## SUPPLIED RECORDS
--- Start ---

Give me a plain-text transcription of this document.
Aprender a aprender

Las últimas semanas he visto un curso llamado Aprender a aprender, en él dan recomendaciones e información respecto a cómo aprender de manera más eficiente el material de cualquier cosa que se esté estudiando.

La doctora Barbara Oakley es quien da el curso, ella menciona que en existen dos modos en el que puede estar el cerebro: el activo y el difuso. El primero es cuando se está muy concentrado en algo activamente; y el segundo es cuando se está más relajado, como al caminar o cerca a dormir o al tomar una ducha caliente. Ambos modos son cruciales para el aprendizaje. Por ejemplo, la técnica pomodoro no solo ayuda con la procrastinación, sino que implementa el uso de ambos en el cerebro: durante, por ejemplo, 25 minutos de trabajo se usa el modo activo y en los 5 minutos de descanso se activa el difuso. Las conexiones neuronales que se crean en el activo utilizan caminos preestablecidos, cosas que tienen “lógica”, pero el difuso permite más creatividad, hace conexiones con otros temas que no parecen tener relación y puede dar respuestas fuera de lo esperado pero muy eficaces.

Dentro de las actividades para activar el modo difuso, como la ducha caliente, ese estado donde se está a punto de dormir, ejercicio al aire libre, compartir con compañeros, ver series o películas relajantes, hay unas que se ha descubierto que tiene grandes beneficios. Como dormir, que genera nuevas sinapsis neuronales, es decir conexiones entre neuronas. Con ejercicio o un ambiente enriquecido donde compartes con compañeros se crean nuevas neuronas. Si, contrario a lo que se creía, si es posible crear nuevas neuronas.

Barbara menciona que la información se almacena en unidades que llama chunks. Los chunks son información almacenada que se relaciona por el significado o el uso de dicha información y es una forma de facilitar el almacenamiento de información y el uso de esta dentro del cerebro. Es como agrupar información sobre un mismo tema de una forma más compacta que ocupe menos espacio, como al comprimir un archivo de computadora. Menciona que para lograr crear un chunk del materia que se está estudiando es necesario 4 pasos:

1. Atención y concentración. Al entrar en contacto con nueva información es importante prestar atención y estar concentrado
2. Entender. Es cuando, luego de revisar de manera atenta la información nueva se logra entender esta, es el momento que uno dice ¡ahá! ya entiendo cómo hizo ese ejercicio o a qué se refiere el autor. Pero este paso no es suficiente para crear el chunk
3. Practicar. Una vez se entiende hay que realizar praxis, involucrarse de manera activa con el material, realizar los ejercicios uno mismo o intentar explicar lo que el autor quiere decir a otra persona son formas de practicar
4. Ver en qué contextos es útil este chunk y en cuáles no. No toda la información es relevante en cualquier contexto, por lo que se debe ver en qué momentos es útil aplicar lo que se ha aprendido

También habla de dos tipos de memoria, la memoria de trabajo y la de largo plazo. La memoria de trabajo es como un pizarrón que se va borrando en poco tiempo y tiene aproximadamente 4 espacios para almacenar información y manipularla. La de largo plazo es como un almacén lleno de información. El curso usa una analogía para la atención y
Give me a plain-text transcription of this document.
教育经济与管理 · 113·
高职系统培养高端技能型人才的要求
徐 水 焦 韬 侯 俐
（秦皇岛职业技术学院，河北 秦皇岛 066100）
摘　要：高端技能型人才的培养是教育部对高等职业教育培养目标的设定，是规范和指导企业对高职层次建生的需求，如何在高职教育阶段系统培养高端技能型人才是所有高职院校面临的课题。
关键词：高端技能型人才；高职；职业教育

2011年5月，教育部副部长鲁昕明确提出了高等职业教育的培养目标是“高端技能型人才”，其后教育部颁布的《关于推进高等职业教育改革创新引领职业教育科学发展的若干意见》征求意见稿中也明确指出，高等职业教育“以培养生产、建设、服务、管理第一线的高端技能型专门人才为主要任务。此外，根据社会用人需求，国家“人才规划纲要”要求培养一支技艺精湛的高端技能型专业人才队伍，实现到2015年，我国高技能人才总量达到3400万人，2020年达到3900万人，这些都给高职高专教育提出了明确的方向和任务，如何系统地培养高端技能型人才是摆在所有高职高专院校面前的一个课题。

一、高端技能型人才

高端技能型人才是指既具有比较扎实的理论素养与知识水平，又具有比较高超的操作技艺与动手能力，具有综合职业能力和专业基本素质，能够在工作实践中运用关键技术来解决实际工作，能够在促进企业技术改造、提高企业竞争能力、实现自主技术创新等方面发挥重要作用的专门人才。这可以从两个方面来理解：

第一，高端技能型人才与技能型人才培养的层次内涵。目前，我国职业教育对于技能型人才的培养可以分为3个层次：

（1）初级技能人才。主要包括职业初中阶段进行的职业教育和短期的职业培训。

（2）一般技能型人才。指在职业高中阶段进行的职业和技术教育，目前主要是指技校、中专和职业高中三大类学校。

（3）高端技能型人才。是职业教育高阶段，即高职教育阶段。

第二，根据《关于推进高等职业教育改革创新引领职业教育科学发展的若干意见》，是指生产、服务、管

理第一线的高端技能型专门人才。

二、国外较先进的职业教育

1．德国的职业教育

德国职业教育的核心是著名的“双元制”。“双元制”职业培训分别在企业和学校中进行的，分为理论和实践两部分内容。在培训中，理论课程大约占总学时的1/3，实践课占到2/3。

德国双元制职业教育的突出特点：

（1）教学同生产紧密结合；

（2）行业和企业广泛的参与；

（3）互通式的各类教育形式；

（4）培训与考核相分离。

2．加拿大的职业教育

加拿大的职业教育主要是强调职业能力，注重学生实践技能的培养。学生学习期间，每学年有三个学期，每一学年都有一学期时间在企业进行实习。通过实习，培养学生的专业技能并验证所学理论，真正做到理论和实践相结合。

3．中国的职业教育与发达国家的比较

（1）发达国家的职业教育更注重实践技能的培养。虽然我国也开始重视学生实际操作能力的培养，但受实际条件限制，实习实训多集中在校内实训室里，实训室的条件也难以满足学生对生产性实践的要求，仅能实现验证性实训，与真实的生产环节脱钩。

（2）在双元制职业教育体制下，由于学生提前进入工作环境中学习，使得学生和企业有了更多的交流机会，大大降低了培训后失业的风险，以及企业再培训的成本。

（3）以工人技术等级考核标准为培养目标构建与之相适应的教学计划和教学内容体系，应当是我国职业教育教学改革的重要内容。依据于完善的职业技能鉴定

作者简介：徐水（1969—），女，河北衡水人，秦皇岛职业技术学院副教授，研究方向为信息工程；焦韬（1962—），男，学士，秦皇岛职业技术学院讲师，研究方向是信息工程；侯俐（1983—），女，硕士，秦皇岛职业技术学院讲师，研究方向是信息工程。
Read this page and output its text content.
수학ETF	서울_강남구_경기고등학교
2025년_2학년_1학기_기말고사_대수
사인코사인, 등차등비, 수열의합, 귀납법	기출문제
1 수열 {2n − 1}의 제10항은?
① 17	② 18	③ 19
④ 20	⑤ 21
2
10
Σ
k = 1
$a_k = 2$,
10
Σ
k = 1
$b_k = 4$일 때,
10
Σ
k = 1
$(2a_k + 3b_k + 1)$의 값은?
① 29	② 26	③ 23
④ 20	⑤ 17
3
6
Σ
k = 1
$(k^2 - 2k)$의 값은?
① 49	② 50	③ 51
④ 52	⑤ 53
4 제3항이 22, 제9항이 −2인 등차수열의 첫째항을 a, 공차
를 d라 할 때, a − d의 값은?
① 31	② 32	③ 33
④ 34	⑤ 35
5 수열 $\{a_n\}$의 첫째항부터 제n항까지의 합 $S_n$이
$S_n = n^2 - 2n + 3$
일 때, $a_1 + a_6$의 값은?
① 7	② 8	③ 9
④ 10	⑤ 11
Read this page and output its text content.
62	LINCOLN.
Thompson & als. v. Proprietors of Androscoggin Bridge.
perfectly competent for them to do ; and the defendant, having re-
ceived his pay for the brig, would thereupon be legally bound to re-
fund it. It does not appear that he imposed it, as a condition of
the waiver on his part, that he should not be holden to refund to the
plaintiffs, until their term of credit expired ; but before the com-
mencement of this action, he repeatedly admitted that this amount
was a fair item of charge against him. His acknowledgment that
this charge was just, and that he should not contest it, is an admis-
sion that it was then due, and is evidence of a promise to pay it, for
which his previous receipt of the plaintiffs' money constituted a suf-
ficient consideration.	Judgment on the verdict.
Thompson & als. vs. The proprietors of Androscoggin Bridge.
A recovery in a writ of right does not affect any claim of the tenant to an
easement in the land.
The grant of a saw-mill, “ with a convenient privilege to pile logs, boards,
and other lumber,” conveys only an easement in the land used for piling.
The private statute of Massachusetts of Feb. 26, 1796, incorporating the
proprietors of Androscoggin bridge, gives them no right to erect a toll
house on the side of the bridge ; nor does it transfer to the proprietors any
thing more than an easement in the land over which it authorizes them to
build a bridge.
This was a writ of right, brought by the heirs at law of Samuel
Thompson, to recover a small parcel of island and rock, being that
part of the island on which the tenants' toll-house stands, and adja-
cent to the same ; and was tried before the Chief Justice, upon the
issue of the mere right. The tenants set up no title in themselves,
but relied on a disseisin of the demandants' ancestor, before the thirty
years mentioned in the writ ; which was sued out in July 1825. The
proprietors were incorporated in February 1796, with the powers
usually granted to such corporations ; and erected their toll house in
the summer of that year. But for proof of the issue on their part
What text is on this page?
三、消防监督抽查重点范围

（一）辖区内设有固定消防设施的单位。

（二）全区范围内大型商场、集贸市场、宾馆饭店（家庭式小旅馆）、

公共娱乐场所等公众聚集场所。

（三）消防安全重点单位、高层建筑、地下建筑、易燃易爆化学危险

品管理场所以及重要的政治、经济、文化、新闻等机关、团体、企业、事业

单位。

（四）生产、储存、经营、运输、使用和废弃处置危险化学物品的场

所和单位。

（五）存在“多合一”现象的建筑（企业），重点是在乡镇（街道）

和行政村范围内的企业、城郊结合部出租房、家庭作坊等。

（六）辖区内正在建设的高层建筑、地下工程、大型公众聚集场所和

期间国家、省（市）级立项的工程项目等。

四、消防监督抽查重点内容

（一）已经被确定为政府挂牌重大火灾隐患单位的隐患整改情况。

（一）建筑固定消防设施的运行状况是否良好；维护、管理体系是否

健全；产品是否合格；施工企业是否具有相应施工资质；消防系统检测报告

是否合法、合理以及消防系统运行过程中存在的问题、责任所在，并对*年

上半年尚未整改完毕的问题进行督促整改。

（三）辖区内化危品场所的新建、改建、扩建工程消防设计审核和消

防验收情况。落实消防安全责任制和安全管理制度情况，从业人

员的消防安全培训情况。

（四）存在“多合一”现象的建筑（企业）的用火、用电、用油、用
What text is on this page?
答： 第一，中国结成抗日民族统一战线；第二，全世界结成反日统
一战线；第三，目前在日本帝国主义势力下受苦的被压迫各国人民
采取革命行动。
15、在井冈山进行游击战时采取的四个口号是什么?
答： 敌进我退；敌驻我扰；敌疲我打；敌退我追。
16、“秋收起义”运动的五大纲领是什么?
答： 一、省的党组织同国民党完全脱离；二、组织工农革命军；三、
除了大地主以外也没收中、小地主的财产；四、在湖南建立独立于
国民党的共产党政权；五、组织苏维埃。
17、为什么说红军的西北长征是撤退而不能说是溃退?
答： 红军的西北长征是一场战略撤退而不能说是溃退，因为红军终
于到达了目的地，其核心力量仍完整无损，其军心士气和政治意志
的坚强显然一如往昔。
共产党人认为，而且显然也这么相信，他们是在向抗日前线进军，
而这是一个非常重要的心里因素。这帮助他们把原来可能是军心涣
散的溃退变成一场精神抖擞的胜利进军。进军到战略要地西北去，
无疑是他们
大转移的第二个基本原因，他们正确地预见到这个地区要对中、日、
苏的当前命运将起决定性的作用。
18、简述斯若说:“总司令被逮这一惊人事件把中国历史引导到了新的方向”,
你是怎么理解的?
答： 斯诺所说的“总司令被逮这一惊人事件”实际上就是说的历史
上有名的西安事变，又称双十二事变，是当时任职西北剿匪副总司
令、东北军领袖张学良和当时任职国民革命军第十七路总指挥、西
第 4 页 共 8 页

--- End ---

## PROBLEM TO SOLVE
Filter for "issue". Return all lines that hold it.

## SOLUTION FOR THIS TASK
issue of the mere right. The tenants set up no title in themselves,
the summer of that year. But for proof of the issue on their part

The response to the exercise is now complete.